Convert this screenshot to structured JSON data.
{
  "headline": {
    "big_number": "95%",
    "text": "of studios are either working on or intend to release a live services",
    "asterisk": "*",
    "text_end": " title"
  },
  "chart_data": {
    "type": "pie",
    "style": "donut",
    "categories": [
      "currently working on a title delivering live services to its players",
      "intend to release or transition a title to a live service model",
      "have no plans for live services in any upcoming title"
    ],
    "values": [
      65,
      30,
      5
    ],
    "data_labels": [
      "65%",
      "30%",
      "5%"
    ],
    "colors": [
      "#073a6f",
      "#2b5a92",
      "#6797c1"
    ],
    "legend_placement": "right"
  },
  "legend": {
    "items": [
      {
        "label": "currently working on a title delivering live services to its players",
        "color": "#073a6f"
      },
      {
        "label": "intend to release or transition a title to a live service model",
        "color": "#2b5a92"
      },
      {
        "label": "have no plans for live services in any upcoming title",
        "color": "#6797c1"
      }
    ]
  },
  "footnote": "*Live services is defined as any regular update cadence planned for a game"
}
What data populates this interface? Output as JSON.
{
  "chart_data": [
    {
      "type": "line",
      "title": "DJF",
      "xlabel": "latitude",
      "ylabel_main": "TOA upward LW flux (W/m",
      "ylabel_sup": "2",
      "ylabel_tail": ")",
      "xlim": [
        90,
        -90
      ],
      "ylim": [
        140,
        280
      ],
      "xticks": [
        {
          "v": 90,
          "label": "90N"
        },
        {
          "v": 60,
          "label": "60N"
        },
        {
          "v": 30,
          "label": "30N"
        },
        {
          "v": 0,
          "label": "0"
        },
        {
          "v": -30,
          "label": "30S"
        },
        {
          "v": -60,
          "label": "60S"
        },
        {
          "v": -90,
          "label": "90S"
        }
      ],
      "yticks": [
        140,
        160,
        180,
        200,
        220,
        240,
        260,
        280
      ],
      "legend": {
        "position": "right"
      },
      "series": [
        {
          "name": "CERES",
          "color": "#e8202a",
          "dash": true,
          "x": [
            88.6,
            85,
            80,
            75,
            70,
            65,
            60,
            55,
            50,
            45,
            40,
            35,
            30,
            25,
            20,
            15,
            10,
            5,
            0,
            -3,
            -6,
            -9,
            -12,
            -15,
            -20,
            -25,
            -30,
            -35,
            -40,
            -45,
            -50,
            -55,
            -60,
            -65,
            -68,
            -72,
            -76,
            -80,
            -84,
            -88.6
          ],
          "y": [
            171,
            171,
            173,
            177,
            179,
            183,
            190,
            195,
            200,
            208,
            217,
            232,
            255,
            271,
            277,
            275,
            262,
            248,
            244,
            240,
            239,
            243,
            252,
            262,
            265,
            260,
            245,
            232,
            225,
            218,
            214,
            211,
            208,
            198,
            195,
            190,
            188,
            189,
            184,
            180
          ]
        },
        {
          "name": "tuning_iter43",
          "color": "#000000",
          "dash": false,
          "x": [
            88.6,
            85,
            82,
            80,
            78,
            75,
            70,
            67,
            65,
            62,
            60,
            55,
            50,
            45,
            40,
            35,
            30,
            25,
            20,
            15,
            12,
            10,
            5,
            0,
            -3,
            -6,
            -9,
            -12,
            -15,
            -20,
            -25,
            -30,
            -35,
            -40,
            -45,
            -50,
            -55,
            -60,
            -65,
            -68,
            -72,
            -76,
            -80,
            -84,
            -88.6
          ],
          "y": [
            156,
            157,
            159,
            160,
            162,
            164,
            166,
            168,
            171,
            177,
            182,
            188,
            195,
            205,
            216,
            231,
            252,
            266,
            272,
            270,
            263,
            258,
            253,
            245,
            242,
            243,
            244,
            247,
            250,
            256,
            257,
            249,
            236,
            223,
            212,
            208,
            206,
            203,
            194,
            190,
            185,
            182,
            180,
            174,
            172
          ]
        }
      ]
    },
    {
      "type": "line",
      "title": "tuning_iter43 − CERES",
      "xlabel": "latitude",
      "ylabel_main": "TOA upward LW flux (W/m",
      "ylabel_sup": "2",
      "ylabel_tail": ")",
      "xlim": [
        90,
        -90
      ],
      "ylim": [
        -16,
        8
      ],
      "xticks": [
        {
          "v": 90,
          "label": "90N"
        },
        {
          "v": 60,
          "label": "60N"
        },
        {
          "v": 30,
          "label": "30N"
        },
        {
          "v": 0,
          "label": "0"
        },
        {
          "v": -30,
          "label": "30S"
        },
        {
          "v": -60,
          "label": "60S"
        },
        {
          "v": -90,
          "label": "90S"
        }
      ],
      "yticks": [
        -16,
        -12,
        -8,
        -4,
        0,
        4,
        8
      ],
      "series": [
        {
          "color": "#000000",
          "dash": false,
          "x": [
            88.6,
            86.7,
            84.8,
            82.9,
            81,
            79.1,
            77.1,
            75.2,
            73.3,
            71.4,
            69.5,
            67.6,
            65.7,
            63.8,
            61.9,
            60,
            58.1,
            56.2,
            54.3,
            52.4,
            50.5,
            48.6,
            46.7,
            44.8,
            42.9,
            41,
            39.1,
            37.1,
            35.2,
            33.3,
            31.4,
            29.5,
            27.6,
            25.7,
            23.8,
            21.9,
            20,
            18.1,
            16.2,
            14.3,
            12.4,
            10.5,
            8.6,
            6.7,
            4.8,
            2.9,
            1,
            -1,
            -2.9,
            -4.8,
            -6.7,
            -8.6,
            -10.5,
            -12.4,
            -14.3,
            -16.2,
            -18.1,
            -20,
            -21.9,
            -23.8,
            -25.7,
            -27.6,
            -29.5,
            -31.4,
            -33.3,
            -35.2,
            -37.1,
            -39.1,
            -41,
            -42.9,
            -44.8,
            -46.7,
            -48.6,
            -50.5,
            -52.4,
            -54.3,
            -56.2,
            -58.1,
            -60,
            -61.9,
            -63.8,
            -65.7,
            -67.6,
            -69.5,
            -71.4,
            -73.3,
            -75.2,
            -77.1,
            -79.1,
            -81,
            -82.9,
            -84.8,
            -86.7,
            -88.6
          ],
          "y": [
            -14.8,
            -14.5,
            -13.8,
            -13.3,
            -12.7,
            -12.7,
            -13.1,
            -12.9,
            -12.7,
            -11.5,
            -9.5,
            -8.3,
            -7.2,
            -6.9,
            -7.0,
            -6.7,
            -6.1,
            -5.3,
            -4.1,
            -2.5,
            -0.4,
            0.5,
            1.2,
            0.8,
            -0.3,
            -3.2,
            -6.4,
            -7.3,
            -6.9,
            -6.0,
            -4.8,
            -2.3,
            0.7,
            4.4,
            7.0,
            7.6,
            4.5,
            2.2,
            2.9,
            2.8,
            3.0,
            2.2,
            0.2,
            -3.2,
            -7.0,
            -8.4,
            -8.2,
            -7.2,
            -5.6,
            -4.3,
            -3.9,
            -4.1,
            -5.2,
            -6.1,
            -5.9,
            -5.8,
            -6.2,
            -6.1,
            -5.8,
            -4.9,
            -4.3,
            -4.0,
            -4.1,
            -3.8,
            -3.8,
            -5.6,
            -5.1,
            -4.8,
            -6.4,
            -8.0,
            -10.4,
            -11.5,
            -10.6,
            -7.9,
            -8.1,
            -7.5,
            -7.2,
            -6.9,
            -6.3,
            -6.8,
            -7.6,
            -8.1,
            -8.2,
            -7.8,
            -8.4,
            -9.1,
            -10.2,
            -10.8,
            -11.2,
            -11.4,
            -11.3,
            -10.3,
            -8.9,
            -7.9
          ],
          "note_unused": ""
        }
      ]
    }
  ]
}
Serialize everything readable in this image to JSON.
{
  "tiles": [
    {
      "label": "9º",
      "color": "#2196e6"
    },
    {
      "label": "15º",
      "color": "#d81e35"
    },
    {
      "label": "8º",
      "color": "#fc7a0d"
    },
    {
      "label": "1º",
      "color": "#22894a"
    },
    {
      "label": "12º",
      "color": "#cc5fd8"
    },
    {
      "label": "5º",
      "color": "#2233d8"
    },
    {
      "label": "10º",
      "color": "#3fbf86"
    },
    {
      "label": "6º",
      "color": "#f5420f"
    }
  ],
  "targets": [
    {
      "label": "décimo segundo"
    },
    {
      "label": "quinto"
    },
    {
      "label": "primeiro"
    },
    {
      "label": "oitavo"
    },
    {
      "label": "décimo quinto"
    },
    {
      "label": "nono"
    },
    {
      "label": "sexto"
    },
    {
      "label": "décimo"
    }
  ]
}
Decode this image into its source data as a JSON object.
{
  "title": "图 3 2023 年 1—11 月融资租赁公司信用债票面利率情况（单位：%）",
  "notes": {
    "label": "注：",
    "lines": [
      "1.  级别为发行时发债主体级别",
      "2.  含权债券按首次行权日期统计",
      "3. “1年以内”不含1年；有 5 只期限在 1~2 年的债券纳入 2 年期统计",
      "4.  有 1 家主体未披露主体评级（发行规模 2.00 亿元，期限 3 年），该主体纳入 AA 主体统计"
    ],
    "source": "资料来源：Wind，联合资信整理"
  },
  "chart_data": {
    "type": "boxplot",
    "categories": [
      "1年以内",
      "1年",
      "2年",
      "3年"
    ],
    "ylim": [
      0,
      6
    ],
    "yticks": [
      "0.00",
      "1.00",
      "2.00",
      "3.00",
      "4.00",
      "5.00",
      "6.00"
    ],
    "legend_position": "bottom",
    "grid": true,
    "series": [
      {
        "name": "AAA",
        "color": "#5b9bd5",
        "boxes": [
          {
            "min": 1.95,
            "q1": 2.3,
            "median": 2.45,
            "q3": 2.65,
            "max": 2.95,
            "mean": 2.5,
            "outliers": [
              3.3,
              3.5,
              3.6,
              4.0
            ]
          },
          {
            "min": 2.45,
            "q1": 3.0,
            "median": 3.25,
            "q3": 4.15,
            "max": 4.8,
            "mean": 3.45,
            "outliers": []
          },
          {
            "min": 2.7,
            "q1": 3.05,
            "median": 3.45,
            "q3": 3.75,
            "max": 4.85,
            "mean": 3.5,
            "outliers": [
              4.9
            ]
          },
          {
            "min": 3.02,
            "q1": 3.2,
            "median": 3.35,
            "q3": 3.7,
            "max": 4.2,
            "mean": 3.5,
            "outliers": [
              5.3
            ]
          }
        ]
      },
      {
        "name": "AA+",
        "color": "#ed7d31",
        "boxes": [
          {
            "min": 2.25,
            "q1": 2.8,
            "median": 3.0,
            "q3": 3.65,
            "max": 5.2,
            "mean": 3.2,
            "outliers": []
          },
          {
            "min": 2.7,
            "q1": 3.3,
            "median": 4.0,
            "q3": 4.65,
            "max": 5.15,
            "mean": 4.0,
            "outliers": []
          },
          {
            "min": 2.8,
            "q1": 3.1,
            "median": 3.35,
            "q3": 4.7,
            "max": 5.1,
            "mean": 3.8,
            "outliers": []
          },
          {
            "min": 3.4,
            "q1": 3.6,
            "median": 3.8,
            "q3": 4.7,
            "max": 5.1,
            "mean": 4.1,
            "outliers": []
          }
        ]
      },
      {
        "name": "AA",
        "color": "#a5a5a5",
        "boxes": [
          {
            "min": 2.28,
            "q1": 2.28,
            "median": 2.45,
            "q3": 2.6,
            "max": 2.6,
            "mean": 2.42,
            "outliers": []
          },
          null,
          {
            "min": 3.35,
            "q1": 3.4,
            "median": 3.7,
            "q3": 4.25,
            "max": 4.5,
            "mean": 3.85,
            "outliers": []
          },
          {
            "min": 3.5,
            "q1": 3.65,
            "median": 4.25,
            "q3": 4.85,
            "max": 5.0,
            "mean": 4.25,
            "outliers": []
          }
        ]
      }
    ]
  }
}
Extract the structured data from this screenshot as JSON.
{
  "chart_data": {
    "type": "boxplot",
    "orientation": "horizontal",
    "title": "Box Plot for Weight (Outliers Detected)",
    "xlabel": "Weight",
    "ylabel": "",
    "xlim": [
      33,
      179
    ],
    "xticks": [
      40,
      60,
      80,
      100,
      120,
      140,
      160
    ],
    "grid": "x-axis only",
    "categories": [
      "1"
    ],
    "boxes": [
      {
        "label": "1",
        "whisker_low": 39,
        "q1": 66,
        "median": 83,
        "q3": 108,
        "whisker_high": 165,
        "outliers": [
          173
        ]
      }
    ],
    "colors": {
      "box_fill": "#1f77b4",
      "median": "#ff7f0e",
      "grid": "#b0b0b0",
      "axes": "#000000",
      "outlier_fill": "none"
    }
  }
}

::::::::

▶ The exercise: Repeat exactly, and only, the lines of the records above, starting with the line that contains "Extract the structured" and ending with the final line, both included.

▶ Worked answer:
Extract the structured data from this screenshot as JSON.
{
  "chart_data": {
    "type": "boxplot",
    "orientation": "horizontal",
    "title": "Box Plot for Weight (Outliers Detected)",
    "xlabel": "Weight",
    "ylabel": "",
    "xlim": [
      33,
      179
    ],
    "xticks": [
      40,
      60,
      80,
      100,
      120,
      140,
      160
    ],
    "grid": "x-axis only",
    "categories": [
      "1"
    ],
    "boxes": [
      {
        "label": "1",
        "whisker_low": 39,
        "q1": 66,
        "median": 83,
        "q3": 108,
        "whisker_high": 165,
        "outliers": [
          173
        ]
      }
    ],
    "colors": {
      "box_fill": "#1f77b4",
      "median": "#ff7f0e",
      "grid": "#b0b0b0",
      "axes": "#000000",
      "outlier_fill": "none"
    }
  }
}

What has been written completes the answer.